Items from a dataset
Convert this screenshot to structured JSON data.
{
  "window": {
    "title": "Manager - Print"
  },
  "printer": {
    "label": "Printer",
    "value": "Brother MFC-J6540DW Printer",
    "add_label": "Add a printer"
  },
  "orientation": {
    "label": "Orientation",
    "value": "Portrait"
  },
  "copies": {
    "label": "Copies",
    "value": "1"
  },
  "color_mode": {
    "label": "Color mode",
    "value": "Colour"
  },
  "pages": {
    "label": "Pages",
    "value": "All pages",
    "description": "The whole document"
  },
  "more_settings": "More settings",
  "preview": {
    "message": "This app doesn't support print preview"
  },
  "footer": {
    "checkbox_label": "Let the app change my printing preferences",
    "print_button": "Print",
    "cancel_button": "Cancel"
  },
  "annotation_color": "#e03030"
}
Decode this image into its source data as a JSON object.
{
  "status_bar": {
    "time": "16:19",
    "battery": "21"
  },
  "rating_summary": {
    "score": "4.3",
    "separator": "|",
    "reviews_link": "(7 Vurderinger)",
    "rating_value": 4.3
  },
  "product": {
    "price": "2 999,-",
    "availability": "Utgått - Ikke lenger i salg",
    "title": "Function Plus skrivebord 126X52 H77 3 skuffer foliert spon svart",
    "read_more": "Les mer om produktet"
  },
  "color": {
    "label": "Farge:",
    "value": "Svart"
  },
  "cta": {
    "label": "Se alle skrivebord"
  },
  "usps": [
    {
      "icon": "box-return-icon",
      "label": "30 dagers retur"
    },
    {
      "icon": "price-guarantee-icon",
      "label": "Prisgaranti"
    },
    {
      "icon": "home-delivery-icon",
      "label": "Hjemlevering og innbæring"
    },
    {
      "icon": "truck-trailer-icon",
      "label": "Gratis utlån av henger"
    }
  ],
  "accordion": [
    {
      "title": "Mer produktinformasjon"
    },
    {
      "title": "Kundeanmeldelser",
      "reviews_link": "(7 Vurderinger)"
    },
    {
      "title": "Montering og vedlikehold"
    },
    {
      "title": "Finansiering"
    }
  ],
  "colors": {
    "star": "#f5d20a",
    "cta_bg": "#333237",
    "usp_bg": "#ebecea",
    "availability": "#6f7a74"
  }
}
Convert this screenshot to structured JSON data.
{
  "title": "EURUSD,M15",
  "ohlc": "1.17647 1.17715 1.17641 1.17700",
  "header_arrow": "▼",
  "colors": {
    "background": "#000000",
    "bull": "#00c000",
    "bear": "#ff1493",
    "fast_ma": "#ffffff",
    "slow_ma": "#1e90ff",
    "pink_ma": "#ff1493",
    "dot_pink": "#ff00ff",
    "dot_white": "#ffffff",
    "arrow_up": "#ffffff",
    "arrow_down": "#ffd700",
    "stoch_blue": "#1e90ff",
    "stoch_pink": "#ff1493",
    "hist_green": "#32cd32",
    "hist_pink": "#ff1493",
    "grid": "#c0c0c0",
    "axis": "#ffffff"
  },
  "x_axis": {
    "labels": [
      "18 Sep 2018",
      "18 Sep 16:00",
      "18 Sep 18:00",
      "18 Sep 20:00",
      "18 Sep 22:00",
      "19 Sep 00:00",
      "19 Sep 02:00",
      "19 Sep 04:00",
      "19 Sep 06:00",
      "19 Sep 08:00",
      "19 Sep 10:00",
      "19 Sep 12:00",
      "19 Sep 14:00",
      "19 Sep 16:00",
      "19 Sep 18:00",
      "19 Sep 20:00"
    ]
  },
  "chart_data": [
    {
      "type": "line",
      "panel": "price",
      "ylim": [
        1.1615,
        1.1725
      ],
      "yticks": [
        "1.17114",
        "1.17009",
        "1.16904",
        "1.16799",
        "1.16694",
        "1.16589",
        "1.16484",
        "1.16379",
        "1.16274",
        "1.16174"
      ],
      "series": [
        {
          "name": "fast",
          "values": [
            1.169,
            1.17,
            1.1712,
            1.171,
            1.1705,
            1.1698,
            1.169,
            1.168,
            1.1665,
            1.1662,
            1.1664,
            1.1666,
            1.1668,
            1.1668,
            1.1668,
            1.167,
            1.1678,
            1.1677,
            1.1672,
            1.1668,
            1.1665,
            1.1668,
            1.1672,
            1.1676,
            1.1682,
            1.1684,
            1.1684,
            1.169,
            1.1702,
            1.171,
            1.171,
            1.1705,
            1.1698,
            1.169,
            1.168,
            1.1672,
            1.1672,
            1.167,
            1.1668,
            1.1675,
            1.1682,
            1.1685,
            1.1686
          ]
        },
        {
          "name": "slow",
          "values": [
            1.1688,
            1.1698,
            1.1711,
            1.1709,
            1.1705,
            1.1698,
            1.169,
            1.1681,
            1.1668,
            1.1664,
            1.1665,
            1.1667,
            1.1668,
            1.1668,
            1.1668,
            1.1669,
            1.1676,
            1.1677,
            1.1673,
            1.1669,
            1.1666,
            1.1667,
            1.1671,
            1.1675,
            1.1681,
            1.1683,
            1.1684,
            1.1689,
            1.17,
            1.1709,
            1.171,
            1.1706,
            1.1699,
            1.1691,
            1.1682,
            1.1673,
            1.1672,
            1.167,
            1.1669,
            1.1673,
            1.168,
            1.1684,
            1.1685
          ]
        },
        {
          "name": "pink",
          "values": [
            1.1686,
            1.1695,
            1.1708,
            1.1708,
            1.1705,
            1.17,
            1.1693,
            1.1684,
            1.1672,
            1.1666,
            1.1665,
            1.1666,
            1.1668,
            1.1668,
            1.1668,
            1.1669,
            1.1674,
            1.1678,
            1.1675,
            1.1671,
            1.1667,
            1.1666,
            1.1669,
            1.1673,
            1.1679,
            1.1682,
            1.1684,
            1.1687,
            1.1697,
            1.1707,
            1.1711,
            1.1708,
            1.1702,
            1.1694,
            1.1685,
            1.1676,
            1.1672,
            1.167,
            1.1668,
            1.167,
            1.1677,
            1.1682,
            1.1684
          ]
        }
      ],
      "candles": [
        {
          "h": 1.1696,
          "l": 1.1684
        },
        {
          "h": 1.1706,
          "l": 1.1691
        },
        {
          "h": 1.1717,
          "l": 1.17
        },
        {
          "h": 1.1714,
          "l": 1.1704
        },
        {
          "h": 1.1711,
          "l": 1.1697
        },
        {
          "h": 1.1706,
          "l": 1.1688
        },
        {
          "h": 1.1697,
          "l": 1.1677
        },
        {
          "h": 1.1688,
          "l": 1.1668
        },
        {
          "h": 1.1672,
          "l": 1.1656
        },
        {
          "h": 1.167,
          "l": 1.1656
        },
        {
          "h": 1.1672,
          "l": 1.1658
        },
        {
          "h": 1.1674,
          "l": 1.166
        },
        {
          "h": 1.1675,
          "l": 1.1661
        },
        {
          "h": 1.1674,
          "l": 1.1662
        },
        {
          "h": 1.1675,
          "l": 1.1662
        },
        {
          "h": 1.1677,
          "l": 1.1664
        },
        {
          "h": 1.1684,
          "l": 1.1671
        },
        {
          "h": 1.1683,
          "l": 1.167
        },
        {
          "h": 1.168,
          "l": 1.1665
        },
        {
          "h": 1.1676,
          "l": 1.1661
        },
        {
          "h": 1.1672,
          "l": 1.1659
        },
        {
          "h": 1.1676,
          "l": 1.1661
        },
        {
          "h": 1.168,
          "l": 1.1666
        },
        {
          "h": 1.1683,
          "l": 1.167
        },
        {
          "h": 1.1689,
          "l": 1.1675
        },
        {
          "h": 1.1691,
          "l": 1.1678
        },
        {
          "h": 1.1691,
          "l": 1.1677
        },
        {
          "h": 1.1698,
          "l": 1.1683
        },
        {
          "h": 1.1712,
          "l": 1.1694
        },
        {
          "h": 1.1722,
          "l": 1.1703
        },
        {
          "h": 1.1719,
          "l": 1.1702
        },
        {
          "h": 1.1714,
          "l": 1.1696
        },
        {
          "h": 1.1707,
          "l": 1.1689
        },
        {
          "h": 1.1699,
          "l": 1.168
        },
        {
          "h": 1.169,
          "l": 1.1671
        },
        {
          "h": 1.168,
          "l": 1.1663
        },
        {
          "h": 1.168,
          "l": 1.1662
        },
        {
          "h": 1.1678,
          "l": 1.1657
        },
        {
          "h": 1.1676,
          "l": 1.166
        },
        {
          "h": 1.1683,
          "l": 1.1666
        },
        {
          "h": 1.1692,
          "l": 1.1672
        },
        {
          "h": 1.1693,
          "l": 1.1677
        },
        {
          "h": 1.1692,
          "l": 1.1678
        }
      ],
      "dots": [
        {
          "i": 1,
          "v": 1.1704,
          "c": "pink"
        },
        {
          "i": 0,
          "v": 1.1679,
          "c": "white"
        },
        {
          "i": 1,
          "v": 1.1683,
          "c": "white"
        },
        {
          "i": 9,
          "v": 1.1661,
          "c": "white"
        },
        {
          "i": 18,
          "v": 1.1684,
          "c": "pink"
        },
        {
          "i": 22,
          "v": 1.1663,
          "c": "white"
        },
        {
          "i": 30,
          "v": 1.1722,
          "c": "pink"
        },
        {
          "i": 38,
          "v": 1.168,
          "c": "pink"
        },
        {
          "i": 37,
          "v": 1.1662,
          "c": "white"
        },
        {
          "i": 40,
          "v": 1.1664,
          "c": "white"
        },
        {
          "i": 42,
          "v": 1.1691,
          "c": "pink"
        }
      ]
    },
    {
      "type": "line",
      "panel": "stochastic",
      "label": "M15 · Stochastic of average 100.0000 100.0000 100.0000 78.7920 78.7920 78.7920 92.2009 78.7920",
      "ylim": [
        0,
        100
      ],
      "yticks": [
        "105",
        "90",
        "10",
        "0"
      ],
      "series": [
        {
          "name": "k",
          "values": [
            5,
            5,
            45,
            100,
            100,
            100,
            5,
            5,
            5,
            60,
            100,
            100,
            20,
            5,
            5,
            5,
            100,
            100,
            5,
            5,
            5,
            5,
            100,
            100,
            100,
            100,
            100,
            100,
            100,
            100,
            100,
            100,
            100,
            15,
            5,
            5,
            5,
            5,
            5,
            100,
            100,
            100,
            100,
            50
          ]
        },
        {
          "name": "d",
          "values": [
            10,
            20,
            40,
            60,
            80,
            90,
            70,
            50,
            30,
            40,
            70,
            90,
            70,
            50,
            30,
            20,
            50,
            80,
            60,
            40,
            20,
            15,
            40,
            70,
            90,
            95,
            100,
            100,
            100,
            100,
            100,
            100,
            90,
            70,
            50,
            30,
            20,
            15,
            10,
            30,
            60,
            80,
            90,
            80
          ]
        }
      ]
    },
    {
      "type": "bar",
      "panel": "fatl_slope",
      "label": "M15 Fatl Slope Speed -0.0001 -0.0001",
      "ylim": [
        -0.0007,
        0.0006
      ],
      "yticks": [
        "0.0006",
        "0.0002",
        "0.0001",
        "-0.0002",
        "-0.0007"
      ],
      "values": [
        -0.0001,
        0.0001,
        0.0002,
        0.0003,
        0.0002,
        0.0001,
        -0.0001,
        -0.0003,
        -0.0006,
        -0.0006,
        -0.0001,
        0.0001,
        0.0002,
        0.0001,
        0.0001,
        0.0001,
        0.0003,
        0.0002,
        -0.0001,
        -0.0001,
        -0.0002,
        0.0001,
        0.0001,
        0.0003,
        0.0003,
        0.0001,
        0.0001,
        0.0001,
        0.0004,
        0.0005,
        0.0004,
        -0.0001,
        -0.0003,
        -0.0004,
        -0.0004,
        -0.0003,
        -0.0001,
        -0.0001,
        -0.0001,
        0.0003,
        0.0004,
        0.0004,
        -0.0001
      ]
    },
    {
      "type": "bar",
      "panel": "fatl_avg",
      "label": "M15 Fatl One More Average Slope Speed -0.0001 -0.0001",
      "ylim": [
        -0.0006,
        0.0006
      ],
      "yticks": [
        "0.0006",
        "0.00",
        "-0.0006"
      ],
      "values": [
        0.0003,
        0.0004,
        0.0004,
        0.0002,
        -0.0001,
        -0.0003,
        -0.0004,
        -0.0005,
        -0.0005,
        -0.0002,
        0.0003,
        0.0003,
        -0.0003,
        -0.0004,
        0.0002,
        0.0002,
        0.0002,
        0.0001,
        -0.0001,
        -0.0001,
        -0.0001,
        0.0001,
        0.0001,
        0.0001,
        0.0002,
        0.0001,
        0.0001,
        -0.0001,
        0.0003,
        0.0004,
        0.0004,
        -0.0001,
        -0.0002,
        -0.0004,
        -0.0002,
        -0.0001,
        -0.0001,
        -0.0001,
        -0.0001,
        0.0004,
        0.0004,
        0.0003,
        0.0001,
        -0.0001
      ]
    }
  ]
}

**SET PROBLEM:** Gather all lines from the listing above in which "panel" occurs.

**FULL OUTPUT:**
      "panel": "price",
      "panel": "stochastic",
      "panel": "fatl_slope",
      "panel": "fatl_avg",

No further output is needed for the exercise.